GOAL → Exactly reproduce each record listed below.

DATASET CONTENT →
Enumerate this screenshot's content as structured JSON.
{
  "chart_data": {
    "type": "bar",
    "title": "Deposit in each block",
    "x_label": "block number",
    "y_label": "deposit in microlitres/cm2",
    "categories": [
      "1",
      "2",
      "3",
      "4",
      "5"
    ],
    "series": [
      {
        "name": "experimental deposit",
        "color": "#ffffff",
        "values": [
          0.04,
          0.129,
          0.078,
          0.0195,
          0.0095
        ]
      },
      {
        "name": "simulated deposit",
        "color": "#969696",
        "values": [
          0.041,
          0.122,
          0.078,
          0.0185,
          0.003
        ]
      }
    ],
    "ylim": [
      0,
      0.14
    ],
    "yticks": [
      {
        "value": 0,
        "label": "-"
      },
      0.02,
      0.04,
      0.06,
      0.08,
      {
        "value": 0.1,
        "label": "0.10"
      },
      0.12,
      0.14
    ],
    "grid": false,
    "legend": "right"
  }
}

SOLUTION BELOW →
Enumerate this screenshot's content as structured JSON.
{
  "chart_data": {
    "type": "bar",
    "title": "Deposit in each block",
    "x_label": "block number",
    "y_label": "deposit in microlitres/cm2",
    "categories": [
      "1",
      "2",
      "3",
      "4",
      "5"
    ],
    "series": [
      {
        "name": "experimental deposit",
        "color": "#ffffff",
        "values": [
          0.04,
          0.129,
          0.078,
          0.0195,
          0.0095
        ]
      },
      {
        "name": "simulated deposit",
        "color": "#969696",
        "values": [
          0.041,
          0.122,
          0.078,
          0.0185,
          0.003
        ]
      }
    ],
    "ylim": [
      0,
      0.14
    ],
    "yticks": [
      {
        "value": 0,
        "label": "-"
      },
      0.02,
      0.04,
      0.06,
      0.08,
      {
        "value": 0.1,
        "label": "0.10"
      },
      0.12,
      0.14
    ],
    "grid": false,
    "legend": "right"
  }
}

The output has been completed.